== What you should do ==
All of the material should be reproduced exactly, with pictures left out.

== Provided entries ==
········
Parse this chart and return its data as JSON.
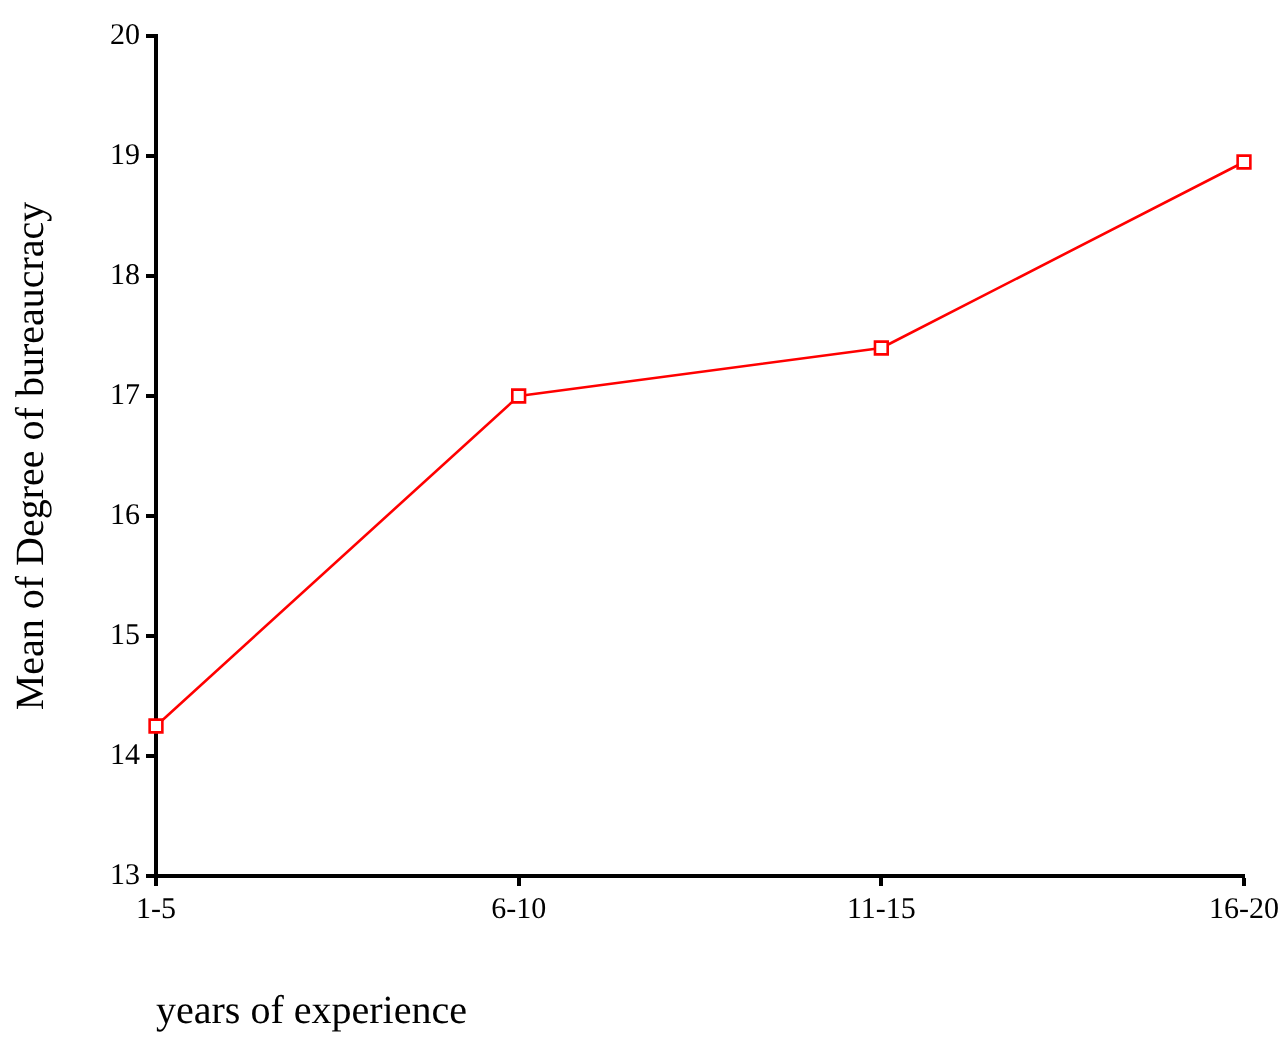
{
  "chart_data": {
    "type": "line",
    "xlabel": "years of experience",
    "ylabel": "Mean of Degree of bureaucracy",
    "categories": [
      "1-5",
      "6-10",
      "11-15",
      "16-20"
    ],
    "series": [
      {
        "color": "#ff0000",
        "values": [
          14.25,
          17.0,
          17.4,
          18.95
        ]
      }
    ],
    "ylim": [
      13,
      20
    ],
    "yticks": [
      13,
      14,
      15,
      16,
      17,
      18,
      19,
      20
    ],
    "grid": false,
    "legend": false,
    "marker": "square",
    "line_style": "solid"
  }
}
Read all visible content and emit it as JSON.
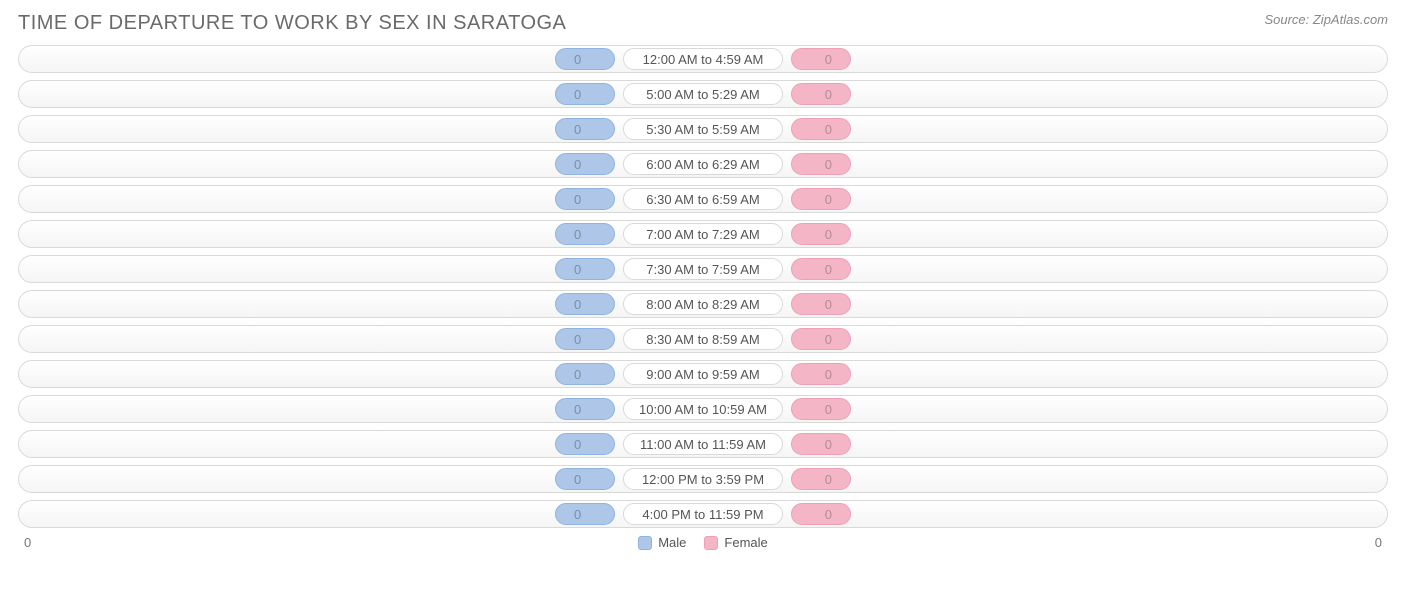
{
  "header": {
    "title": "TIME OF DEPARTURE TO WORK BY SEX IN SARATOGA",
    "source": "Source: ZipAtlas.com"
  },
  "chart": {
    "type": "diverging-bar",
    "background_color": "#ffffff",
    "row_border_color": "#d9d9d9",
    "row_bg_top": "#ffffff",
    "row_bg_bottom": "#f5f5f5",
    "axis_min_label": "0",
    "axis_max_label": "0",
    "pill_min_width": 60,
    "series": [
      {
        "key": "male",
        "label": "Male",
        "fill": "#aec7e8",
        "border": "#8fb4df",
        "text": "#7a8fa6"
      },
      {
        "key": "female",
        "label": "Female",
        "fill": "#f4b6c7",
        "border": "#eea0b6",
        "text": "#b6889a"
      }
    ],
    "categories": [
      {
        "label": "12:00 AM to 4:59 AM",
        "male": 0,
        "female": 0
      },
      {
        "label": "5:00 AM to 5:29 AM",
        "male": 0,
        "female": 0
      },
      {
        "label": "5:30 AM to 5:59 AM",
        "male": 0,
        "female": 0
      },
      {
        "label": "6:00 AM to 6:29 AM",
        "male": 0,
        "female": 0
      },
      {
        "label": "6:30 AM to 6:59 AM",
        "male": 0,
        "female": 0
      },
      {
        "label": "7:00 AM to 7:29 AM",
        "male": 0,
        "female": 0
      },
      {
        "label": "7:30 AM to 7:59 AM",
        "male": 0,
        "female": 0
      },
      {
        "label": "8:00 AM to 8:29 AM",
        "male": 0,
        "female": 0
      },
      {
        "label": "8:30 AM to 8:59 AM",
        "male": 0,
        "female": 0
      },
      {
        "label": "9:00 AM to 9:59 AM",
        "male": 0,
        "female": 0
      },
      {
        "label": "10:00 AM to 10:59 AM",
        "male": 0,
        "female": 0
      },
      {
        "label": "11:00 AM to 11:59 AM",
        "male": 0,
        "female": 0
      },
      {
        "label": "12:00 PM to 3:59 PM",
        "male": 0,
        "female": 0
      },
      {
        "label": "4:00 PM to 11:59 PM",
        "male": 0,
        "female": 0
      }
    ]
  }
}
········
== Response to the task ==
Parse this chart and return its data as JSON.
{
  "chart_data": {
    "type": "line",
    "xlabel": "years of experience",
    "ylabel": "Mean of Degree of bureaucracy",
    "categories": [
      "1-5",
      "6-10",
      "11-15",
      "16-20"
    ],
    "series": [
      {
        "color": "#ff0000",
        "values": [
          14.25,
          17.0,
          17.4,
          18.95
        ]
      }
    ],
    "ylim": [
      13,
      20
    ],
    "yticks": [
      13,
      14,
      15,
      16,
      17,
      18,
      19,
      20
    ],
    "grid": false,
    "legend": false,
    "marker": "square",
    "line_style": "solid"
  }
}
Read all visible content and emit it as JSON.
{
  "header": {
    "title": "TIME OF DEPARTURE TO WORK BY SEX IN SARATOGA",
    "source": "Source: ZipAtlas.com"
  },
  "chart": {
    "type": "diverging-bar",
    "background_color": "#ffffff",
    "row_border_color": "#d9d9d9",
    "row_bg_top": "#ffffff",
    "row_bg_bottom": "#f5f5f5",
    "axis_min_label": "0",
    "axis_max_label": "0",
    "pill_min_width": 60,
    "series": [
      {
        "key": "male",
        "label": "Male",
        "fill": "#aec7e8",
        "border": "#8fb4df",
        "text": "#7a8fa6"
      },
      {
        "key": "female",
        "label": "Female",
        "fill": "#f4b6c7",
        "border": "#eea0b6",
        "text": "#b6889a"
      }
    ],
    "categories": [
      {
        "label": "12:00 AM to 4:59 AM",
        "male": 0,
        "female": 0
      },
      {
        "label": "5:00 AM to 5:29 AM",
        "male": 0,
        "female": 0
      },
      {
        "label": "5:30 AM to 5:59 AM",
        "male": 0,
        "female": 0
      },
      {
        "label": "6:00 AM to 6:29 AM",
        "male": 0,
        "female": 0
      },
      {
        "label": "6:30 AM to 6:59 AM",
        "male": 0,
        "female": 0
      },
      {
        "label": "7:00 AM to 7:29 AM",
        "male": 0,
        "female": 0
      },
      {
        "label": "7:30 AM to 7:59 AM",
        "male": 0,
        "female": 0
      },
      {
        "label": "8:00 AM to 8:29 AM",
        "male": 0,
        "female": 0
      },
      {
        "label": "8:30 AM to 8:59 AM",
        "male": 0,
        "female": 0
      },
      {
        "label": "9:00 AM to 9:59 AM",
        "male": 0,
        "female": 0
      },
      {
        "label": "10:00 AM to 10:59 AM",
        "male": 0,
        "female": 0
      },
      {
        "label": "11:00 AM to 11:59 AM",
        "male": 0,
        "female": 0
      },
      {
        "label": "12:00 PM to 3:59 PM",
        "male": 0,
        "female": 0
      },
      {
        "label": "4:00 PM to 11:59 PM",
        "male": 0,
        "female": 0
      }
    ]
  }
}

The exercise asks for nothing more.